## 本文:

2015-08-28 | 『週刊エコノミスト』より
今週の『週刊エコノミスト』の特集「物価大停滞」は良かったが、
日本の場合は70年代、80年代まで調べると「成長率とCPIの相関が弱い」こと、
そして生産年齢人口の増加率の方が遥かに影響が大きいことを明記すべきだろう。

その点では矢張り、富国生命の市岡繁男氏の分析(P94)がより勝っている。
安倍政権下で実質賃金ばかりか可処分所得の割合も低下しており、
アベノミクスのお粗末さは明白である。

尚、メイン特集では「失業率改善でも上がらない賃金」と
「データで見る世界の低インフレ度」が良い。
(ただ後者は、スウェーデンの成長率と賃金を加えて欲しい)

## 提供エントリ:
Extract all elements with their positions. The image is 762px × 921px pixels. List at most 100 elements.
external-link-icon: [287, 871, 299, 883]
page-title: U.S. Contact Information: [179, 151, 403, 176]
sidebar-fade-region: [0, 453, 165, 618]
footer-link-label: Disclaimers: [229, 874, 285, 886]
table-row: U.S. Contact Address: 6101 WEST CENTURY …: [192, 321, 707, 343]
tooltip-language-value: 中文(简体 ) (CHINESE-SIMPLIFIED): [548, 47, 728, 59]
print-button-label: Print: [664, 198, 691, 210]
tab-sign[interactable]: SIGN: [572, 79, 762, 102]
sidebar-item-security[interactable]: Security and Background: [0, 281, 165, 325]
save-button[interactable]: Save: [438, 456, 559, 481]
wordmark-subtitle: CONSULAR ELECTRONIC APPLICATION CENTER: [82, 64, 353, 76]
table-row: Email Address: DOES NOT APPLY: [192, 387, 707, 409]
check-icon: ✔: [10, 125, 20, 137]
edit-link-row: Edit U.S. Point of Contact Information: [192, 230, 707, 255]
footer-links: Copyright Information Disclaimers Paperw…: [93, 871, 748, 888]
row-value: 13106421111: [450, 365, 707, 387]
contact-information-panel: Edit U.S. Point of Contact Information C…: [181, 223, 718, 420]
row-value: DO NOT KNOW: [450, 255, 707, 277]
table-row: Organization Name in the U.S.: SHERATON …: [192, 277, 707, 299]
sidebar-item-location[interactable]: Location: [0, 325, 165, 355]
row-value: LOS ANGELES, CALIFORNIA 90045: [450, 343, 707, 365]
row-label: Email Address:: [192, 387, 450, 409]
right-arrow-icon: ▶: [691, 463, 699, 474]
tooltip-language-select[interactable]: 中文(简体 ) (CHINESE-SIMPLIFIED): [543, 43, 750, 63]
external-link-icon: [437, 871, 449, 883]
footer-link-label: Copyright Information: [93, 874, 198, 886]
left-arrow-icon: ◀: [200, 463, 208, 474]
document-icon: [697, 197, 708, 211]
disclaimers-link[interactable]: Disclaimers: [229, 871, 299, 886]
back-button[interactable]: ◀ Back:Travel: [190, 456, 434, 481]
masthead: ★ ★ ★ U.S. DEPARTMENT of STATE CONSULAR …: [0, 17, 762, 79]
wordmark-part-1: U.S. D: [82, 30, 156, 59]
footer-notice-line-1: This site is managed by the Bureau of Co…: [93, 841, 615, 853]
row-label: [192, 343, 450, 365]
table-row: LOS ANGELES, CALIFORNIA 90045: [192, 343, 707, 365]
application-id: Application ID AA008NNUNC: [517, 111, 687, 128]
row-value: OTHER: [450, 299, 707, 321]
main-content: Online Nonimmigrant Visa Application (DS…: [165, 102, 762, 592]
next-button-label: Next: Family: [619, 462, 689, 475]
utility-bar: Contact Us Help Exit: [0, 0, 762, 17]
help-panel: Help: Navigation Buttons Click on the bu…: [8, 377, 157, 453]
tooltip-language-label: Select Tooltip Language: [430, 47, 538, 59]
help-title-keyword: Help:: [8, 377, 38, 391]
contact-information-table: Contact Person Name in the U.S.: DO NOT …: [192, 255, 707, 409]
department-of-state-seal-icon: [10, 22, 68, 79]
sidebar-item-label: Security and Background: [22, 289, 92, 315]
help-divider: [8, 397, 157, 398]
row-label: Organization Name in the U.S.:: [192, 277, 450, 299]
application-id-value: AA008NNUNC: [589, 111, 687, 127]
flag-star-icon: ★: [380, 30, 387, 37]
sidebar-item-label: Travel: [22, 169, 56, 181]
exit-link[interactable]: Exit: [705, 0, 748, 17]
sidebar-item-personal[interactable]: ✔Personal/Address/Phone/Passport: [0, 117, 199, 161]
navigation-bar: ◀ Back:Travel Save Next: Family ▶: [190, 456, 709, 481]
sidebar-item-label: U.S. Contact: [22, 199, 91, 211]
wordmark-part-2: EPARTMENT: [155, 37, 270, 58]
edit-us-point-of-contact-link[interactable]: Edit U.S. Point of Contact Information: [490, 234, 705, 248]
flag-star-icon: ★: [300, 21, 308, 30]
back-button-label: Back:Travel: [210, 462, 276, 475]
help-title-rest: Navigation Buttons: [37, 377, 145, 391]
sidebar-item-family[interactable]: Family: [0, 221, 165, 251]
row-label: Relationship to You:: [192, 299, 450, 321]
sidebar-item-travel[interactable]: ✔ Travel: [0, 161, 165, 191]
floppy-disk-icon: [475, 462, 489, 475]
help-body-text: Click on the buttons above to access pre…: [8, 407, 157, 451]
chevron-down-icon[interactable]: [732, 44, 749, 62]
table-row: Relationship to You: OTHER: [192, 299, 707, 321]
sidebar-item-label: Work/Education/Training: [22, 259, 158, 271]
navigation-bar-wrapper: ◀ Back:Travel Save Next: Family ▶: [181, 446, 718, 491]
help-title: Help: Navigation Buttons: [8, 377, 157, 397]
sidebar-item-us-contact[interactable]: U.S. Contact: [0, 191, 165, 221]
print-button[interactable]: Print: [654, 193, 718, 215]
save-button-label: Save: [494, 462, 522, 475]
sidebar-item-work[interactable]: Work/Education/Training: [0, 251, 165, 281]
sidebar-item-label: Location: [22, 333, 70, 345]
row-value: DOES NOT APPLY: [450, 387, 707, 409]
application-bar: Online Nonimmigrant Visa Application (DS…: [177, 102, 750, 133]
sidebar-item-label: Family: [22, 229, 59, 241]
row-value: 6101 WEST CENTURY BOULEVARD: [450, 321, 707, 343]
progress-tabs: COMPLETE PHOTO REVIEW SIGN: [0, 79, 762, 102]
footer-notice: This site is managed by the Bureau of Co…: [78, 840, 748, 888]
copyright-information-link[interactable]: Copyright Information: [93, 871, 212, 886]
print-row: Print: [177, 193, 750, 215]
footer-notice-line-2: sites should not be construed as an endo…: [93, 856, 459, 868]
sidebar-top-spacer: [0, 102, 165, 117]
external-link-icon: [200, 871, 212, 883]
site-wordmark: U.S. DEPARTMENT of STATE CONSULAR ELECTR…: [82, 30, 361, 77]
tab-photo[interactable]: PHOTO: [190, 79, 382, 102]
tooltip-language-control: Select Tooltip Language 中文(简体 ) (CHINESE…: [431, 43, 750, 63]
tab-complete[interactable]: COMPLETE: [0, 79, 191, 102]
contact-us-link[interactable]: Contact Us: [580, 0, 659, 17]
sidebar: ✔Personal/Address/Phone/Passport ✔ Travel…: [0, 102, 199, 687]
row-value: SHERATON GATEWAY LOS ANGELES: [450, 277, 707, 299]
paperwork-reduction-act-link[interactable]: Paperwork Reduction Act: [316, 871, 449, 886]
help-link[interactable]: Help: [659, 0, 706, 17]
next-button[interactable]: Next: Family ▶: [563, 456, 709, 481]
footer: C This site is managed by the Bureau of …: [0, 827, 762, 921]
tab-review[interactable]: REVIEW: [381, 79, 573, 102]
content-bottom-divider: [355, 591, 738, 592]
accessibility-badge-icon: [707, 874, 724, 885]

## 作業内容:
a) エントリの先頭から「table-row: U.S. Contact」を含む行までを、両端の行も含めて一字一句変えずに書き写すこと。
b) 『週刊エコノミスト』の特集「物価大停滞」を評した本文を、最後の文の後から引き継いで書き進めること。

## 解答例:
a)
Extract all elements with their positions. The image is 762px × 921px pixels. List at most 100 elements.
external-link-icon: [287, 871, 299, 883]
page-title: U.S. Contact Information: [179, 151, 403, 176]
sidebar-fade-region: [0, 453, 165, 618]
footer-link-label: Disclaimers: [229, 874, 285, 886]
table-row: U.S. Contact Address: 6101 WEST CENTURY …: [192, 321, 707, 343]

b)
『週刊エコノミスト』2015年 9/1号


巻末の東海東京調査センター・隅谷俊夫氏の市場分析には驚嘆した。
歴史的にこの時期は米株が下落しやすく、
東証の外国人買いが少ないこと等から東証の軟調を予想し、
「日経平均2万円割れ」の可能性を完璧に言い当てている。
これは本当に完璧に言い当てているので、是非参考にされたい。

尚、エントリーのサブタイトルはP82、泉田裕彦・新潟県知事の寄稿から。
原発敷地内の消防車も免震重要棟も新潟県が中越沖地震の教訓を踏まえて
申し入れて設置されたものであること、それがなければ
福島事故で東京に人が住めたかどうかすら分からないこと、
米国と違い航空機テロへの備えが考慮されていないこと、
事故後ですら過酷事故時のマニュアルがないと東電がIAEAに指摘されたこと。
安倍政権や規制委の言う「世界最高水準」が全く信用できないものであることは明白だ。

    ◇     ◇     ◇     ◇

『週刊ダイヤモンド』の特集は悪くないが、
矢張りタイトルは「狙われる「食」」の方が正しいと思われる。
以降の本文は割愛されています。